— begin Dataset extract —

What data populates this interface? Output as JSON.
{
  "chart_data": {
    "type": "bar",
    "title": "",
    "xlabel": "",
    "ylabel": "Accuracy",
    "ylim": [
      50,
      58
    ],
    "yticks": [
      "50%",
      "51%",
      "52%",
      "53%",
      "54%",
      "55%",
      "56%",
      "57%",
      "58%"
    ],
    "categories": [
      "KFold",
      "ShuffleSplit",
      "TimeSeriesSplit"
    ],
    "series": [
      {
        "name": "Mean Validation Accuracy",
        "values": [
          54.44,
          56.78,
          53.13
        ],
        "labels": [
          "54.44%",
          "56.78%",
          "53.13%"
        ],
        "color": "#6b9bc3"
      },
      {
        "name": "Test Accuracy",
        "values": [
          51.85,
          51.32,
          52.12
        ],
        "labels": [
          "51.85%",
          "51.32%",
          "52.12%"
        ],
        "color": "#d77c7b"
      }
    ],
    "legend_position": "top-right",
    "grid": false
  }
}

— end Dataset extract —

## [Task prompt]
Above are some records. Print them all exactly.

## [Result of this task]
What data populates this interface? Output as JSON.
{
  "chart_data": {
    "type": "bar",
    "title": "",
    "xlabel": "",
    "ylabel": "Accuracy",
    "ylim": [
      50,
      58
    ],
    "yticks": [
      "50%",
      "51%",
      "52%",
      "53%",
      "54%",
      "55%",
      "56%",
      "57%",
      "58%"
    ],
    "categories": [
      "KFold",
      "ShuffleSplit",
      "TimeSeriesSplit"
    ],
    "series": [
      {
        "name": "Mean Validation Accuracy",
        "values": [
          54.44,
          56.78,
          53.13
        ],
        "labels": [
          "54.44%",
          "56.78%",
          "53.13%"
        ],
        "color": "#6b9bc3"
      },
      {
        "name": "Test Accuracy",
        "values": [
          51.85,
          51.32,
          52.12
        ],
        "labels": [
          "51.85%",
          "51.32%",
          "52.12%"
        ],
        "color": "#d77c7b"
      }
    ],
    "legend_position": "top-right",
    "grid": false
  }
}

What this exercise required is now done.